**Extracted material:**
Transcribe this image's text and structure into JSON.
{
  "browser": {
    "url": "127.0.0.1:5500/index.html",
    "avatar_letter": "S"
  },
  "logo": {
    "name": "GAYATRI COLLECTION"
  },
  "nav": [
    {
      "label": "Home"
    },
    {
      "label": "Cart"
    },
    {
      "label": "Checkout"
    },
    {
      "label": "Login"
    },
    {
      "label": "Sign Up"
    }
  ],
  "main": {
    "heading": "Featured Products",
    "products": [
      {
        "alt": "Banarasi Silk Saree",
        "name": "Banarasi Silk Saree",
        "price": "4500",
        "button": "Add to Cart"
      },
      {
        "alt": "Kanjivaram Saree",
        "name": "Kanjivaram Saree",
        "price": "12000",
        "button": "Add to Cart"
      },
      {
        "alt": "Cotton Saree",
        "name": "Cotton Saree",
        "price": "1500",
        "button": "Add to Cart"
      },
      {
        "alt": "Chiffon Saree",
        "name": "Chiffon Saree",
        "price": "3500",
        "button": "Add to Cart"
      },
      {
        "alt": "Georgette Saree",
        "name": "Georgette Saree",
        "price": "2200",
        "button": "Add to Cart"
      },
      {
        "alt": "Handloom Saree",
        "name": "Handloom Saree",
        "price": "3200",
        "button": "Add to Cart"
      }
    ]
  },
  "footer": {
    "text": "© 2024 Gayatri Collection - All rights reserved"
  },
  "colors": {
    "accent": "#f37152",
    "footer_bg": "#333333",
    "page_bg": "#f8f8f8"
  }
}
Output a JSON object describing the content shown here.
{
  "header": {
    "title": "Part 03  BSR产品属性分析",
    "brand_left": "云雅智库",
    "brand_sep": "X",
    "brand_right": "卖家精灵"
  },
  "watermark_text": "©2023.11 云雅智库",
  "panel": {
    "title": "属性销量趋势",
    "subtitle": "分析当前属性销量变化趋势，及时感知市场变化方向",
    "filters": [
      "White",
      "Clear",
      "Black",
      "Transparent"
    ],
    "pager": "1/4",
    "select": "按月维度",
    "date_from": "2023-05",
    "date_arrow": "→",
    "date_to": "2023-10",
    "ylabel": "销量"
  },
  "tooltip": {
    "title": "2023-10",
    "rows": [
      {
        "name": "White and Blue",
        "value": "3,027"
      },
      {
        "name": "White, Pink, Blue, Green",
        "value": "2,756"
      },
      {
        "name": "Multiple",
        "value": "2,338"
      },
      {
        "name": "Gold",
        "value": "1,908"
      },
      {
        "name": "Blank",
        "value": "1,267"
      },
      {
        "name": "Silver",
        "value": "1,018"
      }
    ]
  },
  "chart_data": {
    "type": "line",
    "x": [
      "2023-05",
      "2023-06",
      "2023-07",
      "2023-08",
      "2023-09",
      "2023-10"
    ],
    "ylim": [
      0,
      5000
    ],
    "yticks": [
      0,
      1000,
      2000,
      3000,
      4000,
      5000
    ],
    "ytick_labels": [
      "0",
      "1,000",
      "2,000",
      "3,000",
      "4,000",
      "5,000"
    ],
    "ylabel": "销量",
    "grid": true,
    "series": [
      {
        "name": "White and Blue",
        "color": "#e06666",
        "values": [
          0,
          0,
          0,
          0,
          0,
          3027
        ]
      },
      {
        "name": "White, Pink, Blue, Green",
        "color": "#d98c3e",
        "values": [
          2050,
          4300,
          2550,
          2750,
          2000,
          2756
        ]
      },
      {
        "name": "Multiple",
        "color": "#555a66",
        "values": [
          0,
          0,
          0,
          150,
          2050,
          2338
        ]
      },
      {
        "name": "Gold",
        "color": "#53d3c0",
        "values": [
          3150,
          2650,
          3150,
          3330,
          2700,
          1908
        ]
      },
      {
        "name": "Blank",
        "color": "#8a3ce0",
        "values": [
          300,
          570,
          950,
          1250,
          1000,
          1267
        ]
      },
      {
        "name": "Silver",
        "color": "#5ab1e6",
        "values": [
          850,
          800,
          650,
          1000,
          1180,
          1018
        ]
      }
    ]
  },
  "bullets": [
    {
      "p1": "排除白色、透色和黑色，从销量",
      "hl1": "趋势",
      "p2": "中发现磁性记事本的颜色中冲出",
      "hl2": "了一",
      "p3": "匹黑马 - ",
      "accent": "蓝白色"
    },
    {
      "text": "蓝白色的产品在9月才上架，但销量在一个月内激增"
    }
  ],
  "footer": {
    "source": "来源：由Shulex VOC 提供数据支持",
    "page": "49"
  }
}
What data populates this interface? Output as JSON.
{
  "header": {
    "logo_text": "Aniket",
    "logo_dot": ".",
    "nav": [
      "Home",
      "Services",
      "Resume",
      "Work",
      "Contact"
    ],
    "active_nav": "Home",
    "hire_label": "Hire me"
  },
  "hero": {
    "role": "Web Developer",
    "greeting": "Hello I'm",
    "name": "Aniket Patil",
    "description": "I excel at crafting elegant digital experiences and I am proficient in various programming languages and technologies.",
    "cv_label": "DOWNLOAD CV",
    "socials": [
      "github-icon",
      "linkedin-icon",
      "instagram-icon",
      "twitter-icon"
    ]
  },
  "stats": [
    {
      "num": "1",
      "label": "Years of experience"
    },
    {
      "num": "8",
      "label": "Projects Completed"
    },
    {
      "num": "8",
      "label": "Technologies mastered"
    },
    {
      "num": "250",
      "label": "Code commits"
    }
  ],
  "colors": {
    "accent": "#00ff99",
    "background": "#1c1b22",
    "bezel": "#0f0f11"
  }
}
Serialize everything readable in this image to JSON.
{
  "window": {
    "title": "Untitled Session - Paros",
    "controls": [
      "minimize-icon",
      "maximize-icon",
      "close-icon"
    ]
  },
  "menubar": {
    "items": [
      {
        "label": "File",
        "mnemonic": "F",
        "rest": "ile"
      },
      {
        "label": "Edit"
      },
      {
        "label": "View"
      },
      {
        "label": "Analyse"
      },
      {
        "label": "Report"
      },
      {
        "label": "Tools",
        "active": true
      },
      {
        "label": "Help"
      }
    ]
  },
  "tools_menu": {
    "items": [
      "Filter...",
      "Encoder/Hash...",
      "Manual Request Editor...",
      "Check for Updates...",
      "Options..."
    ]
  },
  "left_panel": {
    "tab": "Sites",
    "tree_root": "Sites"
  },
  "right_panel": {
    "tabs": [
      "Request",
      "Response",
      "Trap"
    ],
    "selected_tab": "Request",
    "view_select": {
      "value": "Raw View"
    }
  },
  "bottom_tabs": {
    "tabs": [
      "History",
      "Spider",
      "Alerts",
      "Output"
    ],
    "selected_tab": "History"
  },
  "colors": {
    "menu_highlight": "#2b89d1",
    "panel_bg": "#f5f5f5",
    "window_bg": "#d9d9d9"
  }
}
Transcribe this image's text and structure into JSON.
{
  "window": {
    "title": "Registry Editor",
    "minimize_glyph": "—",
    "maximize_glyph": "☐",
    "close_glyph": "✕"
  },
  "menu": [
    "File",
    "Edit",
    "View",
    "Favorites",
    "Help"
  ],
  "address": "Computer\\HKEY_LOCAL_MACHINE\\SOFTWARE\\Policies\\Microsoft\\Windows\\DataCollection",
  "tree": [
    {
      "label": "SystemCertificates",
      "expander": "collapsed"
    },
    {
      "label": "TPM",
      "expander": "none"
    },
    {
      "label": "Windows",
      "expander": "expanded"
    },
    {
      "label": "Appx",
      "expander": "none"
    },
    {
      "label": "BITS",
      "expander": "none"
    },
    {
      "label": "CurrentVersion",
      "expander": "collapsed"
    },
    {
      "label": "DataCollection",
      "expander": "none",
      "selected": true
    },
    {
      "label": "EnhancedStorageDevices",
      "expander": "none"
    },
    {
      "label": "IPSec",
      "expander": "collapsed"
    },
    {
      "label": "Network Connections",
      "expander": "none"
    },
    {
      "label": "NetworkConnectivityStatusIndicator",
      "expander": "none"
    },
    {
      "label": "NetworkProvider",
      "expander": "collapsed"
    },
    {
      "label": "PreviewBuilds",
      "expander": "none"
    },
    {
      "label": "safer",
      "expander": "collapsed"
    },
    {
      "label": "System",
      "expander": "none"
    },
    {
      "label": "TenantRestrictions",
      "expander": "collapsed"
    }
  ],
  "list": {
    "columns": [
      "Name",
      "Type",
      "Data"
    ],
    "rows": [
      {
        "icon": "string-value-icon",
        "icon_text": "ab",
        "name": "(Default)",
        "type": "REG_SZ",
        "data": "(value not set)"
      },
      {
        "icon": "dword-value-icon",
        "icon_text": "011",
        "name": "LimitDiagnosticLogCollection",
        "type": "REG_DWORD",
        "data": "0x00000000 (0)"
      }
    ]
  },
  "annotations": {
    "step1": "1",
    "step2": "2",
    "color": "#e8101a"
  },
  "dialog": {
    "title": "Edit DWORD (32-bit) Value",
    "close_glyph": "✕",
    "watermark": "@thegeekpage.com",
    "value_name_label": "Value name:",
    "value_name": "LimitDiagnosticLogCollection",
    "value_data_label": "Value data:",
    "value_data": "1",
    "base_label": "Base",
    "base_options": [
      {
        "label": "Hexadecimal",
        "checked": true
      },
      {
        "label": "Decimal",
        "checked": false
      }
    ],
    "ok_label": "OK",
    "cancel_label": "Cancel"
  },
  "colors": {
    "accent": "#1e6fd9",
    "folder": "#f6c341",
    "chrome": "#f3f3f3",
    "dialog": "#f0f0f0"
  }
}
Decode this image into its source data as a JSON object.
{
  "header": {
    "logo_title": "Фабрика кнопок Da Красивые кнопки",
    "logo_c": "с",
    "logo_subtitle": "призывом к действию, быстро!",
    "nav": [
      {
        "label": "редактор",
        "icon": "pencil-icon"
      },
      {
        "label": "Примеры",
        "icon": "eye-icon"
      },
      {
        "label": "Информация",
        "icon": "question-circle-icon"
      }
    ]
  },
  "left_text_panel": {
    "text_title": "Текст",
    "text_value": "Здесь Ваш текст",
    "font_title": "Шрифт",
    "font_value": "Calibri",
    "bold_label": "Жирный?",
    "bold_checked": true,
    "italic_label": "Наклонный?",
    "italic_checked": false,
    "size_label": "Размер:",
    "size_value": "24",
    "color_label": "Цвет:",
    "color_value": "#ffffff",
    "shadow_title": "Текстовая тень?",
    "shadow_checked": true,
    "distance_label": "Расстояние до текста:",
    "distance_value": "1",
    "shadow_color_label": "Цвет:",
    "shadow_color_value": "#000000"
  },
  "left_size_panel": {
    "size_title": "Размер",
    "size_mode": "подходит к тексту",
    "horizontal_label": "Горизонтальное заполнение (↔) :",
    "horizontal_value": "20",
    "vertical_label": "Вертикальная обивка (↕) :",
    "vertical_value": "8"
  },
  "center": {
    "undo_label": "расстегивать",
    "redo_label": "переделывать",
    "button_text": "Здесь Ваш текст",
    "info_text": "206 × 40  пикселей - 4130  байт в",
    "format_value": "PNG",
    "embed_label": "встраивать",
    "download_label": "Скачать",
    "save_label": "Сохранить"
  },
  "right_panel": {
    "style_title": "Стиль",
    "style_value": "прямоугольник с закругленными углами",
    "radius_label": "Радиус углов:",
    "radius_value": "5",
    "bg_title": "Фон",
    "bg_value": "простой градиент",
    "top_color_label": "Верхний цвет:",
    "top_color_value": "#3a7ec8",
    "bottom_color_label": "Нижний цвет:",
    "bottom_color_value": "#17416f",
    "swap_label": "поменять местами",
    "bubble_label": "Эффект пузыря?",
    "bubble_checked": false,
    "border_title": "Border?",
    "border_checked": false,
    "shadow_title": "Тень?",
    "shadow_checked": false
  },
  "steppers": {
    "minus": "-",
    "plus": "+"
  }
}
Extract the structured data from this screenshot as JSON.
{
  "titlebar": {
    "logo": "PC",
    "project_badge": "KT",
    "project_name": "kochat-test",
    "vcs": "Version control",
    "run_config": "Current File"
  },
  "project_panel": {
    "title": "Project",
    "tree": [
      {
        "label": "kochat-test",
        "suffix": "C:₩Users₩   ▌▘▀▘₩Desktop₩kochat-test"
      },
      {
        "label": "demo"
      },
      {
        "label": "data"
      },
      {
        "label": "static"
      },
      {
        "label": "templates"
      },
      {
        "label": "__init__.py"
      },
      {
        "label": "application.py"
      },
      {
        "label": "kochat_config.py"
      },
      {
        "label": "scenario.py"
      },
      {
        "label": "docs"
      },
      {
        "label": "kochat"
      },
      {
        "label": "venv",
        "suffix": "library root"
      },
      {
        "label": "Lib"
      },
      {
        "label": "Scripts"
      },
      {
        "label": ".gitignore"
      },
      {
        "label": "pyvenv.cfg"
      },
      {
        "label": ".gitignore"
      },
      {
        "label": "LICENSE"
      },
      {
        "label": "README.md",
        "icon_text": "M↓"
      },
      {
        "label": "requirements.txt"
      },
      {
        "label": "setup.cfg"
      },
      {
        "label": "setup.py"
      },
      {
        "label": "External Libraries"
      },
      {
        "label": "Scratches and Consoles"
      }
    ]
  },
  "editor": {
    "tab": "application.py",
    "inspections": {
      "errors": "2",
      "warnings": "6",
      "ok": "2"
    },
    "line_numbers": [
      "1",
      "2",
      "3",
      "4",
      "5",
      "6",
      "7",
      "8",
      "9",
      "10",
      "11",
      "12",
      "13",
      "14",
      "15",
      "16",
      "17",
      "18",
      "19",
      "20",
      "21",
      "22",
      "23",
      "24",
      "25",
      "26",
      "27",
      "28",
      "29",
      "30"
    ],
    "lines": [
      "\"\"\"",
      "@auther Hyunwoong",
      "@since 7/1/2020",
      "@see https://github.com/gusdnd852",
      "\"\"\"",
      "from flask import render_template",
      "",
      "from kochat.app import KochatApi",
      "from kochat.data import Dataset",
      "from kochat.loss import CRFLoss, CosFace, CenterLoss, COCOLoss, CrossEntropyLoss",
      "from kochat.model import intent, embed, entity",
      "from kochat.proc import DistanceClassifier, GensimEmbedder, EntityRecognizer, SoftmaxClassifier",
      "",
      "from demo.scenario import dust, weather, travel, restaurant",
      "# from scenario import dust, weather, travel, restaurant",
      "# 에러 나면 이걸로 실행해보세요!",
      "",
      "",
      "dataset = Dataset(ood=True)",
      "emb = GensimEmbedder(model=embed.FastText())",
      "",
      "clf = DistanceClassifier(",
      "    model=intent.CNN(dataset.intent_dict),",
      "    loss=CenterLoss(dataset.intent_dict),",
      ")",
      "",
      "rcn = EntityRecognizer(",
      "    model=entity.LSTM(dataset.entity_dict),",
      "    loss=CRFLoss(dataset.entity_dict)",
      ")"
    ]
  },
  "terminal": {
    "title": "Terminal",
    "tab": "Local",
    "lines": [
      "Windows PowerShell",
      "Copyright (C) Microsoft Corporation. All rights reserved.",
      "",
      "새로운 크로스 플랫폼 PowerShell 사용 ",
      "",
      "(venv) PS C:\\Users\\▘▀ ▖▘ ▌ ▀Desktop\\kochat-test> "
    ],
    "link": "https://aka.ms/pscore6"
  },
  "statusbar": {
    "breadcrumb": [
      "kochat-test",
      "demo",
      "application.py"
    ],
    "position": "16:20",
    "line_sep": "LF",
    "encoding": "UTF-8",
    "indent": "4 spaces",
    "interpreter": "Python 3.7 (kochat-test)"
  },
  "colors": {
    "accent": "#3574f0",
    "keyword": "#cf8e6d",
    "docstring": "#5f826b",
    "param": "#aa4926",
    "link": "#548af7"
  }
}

**Stated problem:** In the entries above, find every line holding the word "Request" and copy it out.

**Response to this exercise:**
      "Manual Request Editor...",
      "Request",
    "selected_tab": "Request",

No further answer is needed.